WHAT IS EXPECTED:
Pick every line from the data that holds the word "deter".

--

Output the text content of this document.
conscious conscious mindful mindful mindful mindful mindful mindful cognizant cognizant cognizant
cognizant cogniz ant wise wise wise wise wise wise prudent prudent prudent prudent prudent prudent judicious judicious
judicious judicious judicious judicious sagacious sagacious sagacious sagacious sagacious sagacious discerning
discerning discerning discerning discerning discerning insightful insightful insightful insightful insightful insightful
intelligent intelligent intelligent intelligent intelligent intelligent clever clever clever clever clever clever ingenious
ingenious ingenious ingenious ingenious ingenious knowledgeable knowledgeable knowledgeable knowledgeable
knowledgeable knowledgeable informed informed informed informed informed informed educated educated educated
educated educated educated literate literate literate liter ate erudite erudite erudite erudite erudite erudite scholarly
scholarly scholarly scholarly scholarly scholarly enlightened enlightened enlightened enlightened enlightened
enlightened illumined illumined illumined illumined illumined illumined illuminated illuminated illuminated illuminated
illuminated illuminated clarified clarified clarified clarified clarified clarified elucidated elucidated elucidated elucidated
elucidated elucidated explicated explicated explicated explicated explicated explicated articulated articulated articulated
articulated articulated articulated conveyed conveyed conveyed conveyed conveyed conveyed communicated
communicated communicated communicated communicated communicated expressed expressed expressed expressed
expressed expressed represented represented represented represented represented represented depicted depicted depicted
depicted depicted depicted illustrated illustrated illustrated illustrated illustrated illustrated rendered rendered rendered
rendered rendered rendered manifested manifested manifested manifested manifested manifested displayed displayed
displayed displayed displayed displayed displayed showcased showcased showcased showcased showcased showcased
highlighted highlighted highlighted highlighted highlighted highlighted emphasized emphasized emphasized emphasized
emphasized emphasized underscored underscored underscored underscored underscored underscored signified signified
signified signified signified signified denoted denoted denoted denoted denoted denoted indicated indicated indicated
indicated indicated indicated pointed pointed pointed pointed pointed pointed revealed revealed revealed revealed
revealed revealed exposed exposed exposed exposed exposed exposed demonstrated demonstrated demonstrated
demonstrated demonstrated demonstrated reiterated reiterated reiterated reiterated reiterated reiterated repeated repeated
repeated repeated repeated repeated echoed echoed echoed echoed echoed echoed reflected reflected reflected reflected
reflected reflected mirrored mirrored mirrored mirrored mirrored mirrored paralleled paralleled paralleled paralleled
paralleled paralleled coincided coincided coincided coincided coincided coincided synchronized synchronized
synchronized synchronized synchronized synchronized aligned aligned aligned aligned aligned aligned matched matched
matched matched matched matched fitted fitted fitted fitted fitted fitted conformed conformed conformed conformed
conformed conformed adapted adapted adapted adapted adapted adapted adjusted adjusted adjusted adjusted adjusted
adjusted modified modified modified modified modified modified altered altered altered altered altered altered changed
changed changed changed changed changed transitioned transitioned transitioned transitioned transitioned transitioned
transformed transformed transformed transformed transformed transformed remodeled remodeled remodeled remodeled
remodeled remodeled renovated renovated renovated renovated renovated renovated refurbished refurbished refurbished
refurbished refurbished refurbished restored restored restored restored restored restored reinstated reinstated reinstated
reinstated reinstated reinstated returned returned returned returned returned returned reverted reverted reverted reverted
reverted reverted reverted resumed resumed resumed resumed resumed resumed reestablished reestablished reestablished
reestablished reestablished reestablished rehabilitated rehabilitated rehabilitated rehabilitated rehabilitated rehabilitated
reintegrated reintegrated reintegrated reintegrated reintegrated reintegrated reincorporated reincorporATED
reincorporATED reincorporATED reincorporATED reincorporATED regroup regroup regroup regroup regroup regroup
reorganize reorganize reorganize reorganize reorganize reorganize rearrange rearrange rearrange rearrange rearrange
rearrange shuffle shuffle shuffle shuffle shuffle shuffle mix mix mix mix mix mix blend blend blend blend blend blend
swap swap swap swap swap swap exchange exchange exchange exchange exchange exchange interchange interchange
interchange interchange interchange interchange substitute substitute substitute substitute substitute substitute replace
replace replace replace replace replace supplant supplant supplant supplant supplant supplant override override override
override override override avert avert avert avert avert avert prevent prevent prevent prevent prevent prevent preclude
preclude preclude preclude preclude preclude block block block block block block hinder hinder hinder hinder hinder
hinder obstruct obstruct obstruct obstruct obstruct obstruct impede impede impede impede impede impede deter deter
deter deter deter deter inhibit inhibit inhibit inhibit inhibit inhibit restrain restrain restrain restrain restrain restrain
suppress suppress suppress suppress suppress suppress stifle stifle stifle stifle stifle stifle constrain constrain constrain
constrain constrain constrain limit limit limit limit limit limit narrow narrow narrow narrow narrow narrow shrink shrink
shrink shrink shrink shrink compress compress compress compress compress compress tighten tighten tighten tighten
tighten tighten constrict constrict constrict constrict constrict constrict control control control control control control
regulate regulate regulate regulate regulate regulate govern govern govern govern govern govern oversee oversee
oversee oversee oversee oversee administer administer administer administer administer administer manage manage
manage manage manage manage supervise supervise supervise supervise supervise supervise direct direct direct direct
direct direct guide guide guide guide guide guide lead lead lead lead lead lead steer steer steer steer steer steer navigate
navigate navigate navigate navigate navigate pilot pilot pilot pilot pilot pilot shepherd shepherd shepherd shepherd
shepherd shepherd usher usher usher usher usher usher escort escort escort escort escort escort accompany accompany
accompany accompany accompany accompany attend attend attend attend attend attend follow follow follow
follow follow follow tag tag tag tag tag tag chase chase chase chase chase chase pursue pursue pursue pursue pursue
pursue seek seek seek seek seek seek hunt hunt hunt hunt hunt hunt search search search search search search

--

COMPLETED EXERCISE:
hinder obstruct obstruct obstruct obstruct obstruct obstruct impede impede impede impede impede impede deter deter
deter deter deter deter inhibit inhibit inhibit inhibit inhibit inhibit restrain restrain restrain restrain restrain restrain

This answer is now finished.